AIM OF THE TASK = Reproduce each line exactly. Skip none.

DATASET RECORDS =
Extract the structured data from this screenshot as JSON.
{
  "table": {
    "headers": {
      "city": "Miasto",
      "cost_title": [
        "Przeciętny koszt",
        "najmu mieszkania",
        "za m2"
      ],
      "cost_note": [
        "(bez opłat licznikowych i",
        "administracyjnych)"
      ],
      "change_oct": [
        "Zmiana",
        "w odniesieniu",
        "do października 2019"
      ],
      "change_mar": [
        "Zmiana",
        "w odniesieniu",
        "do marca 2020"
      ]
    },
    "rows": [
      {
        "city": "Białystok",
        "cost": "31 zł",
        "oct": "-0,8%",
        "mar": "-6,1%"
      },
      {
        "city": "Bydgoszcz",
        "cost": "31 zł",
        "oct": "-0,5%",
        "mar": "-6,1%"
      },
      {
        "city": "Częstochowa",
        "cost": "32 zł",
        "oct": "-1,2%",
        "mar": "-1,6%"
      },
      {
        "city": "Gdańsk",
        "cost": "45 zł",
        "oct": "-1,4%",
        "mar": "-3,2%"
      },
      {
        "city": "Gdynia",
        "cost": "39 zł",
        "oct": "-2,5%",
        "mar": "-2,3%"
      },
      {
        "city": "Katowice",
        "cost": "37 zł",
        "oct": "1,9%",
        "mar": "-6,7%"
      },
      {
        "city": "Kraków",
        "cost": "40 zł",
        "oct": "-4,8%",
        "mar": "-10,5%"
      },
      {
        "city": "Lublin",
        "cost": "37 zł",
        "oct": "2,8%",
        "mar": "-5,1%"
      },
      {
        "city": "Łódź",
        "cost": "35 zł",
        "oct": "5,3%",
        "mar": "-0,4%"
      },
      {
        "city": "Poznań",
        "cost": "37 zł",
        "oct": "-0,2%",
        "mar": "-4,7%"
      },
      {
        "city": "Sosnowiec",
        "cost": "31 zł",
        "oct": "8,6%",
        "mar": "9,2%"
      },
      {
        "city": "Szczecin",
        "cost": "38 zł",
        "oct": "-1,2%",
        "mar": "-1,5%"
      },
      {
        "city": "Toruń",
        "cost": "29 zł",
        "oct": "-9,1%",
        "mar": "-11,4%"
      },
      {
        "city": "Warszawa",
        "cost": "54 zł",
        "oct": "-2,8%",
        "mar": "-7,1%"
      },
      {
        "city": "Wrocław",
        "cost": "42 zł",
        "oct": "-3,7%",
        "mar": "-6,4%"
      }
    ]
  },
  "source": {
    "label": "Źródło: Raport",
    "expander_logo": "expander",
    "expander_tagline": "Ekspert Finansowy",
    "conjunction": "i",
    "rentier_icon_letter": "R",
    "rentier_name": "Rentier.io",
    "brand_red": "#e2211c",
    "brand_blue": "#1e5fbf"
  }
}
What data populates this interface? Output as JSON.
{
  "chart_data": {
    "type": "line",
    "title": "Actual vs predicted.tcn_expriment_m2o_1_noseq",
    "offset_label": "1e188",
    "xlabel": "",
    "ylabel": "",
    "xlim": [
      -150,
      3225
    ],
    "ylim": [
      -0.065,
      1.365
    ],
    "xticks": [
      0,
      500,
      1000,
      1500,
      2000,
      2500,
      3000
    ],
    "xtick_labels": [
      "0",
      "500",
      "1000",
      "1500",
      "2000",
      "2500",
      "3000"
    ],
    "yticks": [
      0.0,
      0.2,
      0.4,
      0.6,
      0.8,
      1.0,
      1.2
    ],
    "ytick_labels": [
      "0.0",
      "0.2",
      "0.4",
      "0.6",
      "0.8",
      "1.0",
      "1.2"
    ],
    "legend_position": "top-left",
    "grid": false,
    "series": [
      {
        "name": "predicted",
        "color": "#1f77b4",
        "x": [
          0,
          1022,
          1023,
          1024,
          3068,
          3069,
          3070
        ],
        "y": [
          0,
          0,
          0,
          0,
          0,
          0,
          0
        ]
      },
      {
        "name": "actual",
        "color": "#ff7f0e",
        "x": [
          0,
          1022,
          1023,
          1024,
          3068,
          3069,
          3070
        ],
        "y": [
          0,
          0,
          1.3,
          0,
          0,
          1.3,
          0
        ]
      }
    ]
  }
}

ANSWER TO THIS PROBLEM =
Extract the structured data from this screenshot as JSON.
{
  "table": {
    "headers": {
      "city": "Miasto",
      "cost_title": [
        "Przeciętny koszt",
        "najmu mieszkania",
        "za m2"
      ],
      "cost_note": [
        "(bez opłat licznikowych i",
        "administracyjnych)"
      ],
      "change_oct": [
        "Zmiana",
        "w odniesieniu",
        "do października 2019"
      ],
      "change_mar": [
        "Zmiana",
        "w odniesieniu",
        "do marca 2020"
      ]
    },
    "rows": [
      {
        "city": "Białystok",
        "cost": "31 zł",
        "oct": "-0,8%",
        "mar": "-6,1%"
      },
      {
        "city": "Bydgoszcz",
        "cost": "31 zł",
        "oct": "-0,5%",
        "mar": "-6,1%"
      },
      {
        "city": "Częstochowa",
        "cost": "32 zł",
        "oct": "-1,2%",
        "mar": "-1,6%"
      },
      {
        "city": "Gdańsk",
        "cost": "45 zł",
        "oct": "-1,4%",
        "mar": "-3,2%"
      },
      {
        "city": "Gdynia",
        "cost": "39 zł",
        "oct": "-2,5%",
        "mar": "-2,3%"
      },
      {
        "city": "Katowice",
        "cost": "37 zł",
        "oct": "1,9%",
        "mar": "-6,7%"
      },
      {
        "city": "Kraków",
        "cost": "40 zł",
        "oct": "-4,8%",
        "mar": "-10,5%"
      },
      {
        "city": "Lublin",
        "cost": "37 zł",
        "oct": "2,8%",
        "mar": "-5,1%"
      },
      {
        "city": "Łódź",
        "cost": "35 zł",
        "oct": "5,3%",
        "mar": "-0,4%"
      },
      {
        "city": "Poznań",
        "cost": "37 zł",
        "oct": "-0,2%",
        "mar": "-4,7%"
      },
      {
        "city": "Sosnowiec",
        "cost": "31 zł",
        "oct": "8,6%",
        "mar": "9,2%"
      },
      {
        "city": "Szczecin",
        "cost": "38 zł",
        "oct": "-1,2%",
        "mar": "-1,5%"
      },
      {
        "city": "Toruń",
        "cost": "29 zł",
        "oct": "-9,1%",
        "mar": "-11,4%"
      },
      {
        "city": "Warszawa",
        "cost": "54 zł",
        "oct": "-2,8%",
        "mar": "-7,1%"
      },
      {
        "city": "Wrocław",
        "cost": "42 zł",
        "oct": "-3,7%",
        "mar": "-6,4%"
      }
    ]
  },
  "source": {
    "label": "Źródło: Raport",
    "expander_logo": "expander",
    "expander_tagline": "Ekspert Finansowy",
    "conjunction": "i",
    "rentier_icon_letter": "R",
    "rentier_name": "Rentier.io",
    "brand_red": "#e2211c",
    "brand_blue": "#1e5fbf"
  }
}
What data populates this interface? Output as JSON.
{
  "chart_data": {
    "type": "line",
    "title": "Actual vs predicted.tcn_expriment_m2o_1_noseq",
    "offset_label": "1e188",
    "xlabel": "",
    "ylabel": "",
    "xlim": [
      -150,
      3225
    ],
    "ylim": [
      -0.065,
      1.365
    ],
    "xticks": [
      0,
      500,
      1000,
      1500,
      2000,
      2500,
      3000
    ],
    "xtick_labels": [
      "0",
      "500",
      "1000",
      "1500",
      "2000",
      "2500",
      "3000"
    ],
    "yticks": [
      0.0,
      0.2,
      0.4,
      0.6,
      0.8,
      1.0,
      1.2
    ],
    "ytick_labels": [
      "0.0",
      "0.2",
      "0.4",
      "0.6",
      "0.8",
      "1.0",
      "1.2"
    ],
    "legend_position": "top-left",
    "grid": false,
    "series": [
      {
        "name": "predicted",
        "color": "#1f77b4",
        "x": [
          0,
          1022,
          1023,
          1024,
          3068,
          3069,
          3070
        ],
        "y": [
          0,
          0,
          0,
          0,
          0,
          0,
          0
        ]
      },
      {
        "name": "actual",
        "color": "#ff7f0e",
        "x": [
          0,
          1022,
          1023,
          1024,
          3068,
          3069,
          3070
        ],
        "y": [
          0,
          0,
          1.3,
          0,
          0,
          1.3,
          0
        ]
      }
    ]
  }
}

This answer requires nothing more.